=== TEXT BLOCK ===

And suddenly, it hit me: For years, day after day, week after week, month after month after month, the only way I had been able to think about my dad’s death was in terms of what I had lost. What I no longer had. What I could never get back and how my life would never be the same because of it. “Look what I lost! It’s so unfair! I’m wounded!” Very productive, as I imagine you’re thinking.

But in that moment, with the help of what those pictures brought to life — in a flash — I saw it differently. Because right when I needed him most, there he was, with me. But it was in a way that was more profound than just with his image. For some reason that I still can’t put my finger on, I received a message. Maybe it was from him. Maybe it was because he was also getting sick of my complaining, and self pitying, about how much I missed him. So he showed up to talk some sense into me, like he always had. (He also hated complainers.) And this was his lesson: It wasn’t just that he arrived in those pictures, from the past, to make one little appearance on that day. Much more consequentially than that, I realized, that same guy that loved that little girl in all those photos didn’t stop existing when he died. He was in fact still there — right now. And what’s more, he’d never gone away.

=== DATA EXTRACTS ===

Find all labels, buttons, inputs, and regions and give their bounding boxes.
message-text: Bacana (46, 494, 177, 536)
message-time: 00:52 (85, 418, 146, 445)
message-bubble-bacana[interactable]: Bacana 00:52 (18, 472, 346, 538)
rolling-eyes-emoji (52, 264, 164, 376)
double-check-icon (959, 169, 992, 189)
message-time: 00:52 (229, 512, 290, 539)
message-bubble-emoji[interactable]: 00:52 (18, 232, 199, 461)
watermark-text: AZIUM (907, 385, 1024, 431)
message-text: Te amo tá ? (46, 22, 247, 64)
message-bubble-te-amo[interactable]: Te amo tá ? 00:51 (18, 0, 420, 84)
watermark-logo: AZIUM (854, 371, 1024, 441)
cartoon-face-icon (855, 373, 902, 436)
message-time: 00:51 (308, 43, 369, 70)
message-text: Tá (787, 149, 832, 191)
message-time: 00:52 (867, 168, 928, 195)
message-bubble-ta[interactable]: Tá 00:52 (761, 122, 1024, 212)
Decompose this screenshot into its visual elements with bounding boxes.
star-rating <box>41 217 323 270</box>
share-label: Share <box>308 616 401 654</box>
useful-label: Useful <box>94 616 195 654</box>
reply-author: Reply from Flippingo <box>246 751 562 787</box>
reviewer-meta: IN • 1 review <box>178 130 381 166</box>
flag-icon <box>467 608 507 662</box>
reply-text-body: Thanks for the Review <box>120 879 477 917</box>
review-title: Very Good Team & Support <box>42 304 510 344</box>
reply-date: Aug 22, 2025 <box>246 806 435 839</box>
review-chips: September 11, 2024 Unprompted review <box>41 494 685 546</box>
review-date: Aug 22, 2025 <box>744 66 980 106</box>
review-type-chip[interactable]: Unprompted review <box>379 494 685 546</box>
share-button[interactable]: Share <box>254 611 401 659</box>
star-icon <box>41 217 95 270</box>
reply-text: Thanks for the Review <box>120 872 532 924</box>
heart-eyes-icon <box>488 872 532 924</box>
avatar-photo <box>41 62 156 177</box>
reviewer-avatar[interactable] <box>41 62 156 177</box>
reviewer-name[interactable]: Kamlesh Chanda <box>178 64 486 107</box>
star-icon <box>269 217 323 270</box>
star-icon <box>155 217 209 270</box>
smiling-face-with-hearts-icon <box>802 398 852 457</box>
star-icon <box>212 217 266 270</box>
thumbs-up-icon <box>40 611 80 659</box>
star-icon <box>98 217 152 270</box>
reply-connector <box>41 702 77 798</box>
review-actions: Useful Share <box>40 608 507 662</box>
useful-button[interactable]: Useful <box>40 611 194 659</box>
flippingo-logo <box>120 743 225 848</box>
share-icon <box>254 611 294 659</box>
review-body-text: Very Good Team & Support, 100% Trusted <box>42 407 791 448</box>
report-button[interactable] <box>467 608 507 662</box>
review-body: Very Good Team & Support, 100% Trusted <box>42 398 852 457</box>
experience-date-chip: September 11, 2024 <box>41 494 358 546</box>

===

▶ DIRECTIONS FOR THIS TASK
Copy out the whole passage about a father's death and the pictures, word for word.

▶ SOLUTION BELOW
And suddenly, it hit me: For years, day after day, week after week, month after month after month, the only way I had been able to think about my dad’s death was in terms of what I had lost. What I no longer had. What I could never get back and how my life would never be the same because of it. “Look what I lost! It’s so unfair! I’m wounded!” Very productive, as I imagine you’re thinking.

But in that moment, with the help of what those pictures brought to life — in a flash — I saw it differently. Because right when I needed him most, there he was, with me. But it was in a way that was more profound than just with his image. For some reason that I still can’t put my finger on, I received a message. Maybe it was from him. Maybe it was because he was also getting sick of my complaining, and self pitying, about how much I missed him. So he showed up to talk some sense into me, like he always had. (He also hated complainers.) And this was his lesson: It wasn’t just that he arrived in those pictures, from the past, to make one little appearance on that day. Much more consequentially than that, I realized, that same guy that loved that little girl in all those photos didn’t stop existing when he died. He was in fact still there — right now. And what’s more, he’d never gone away.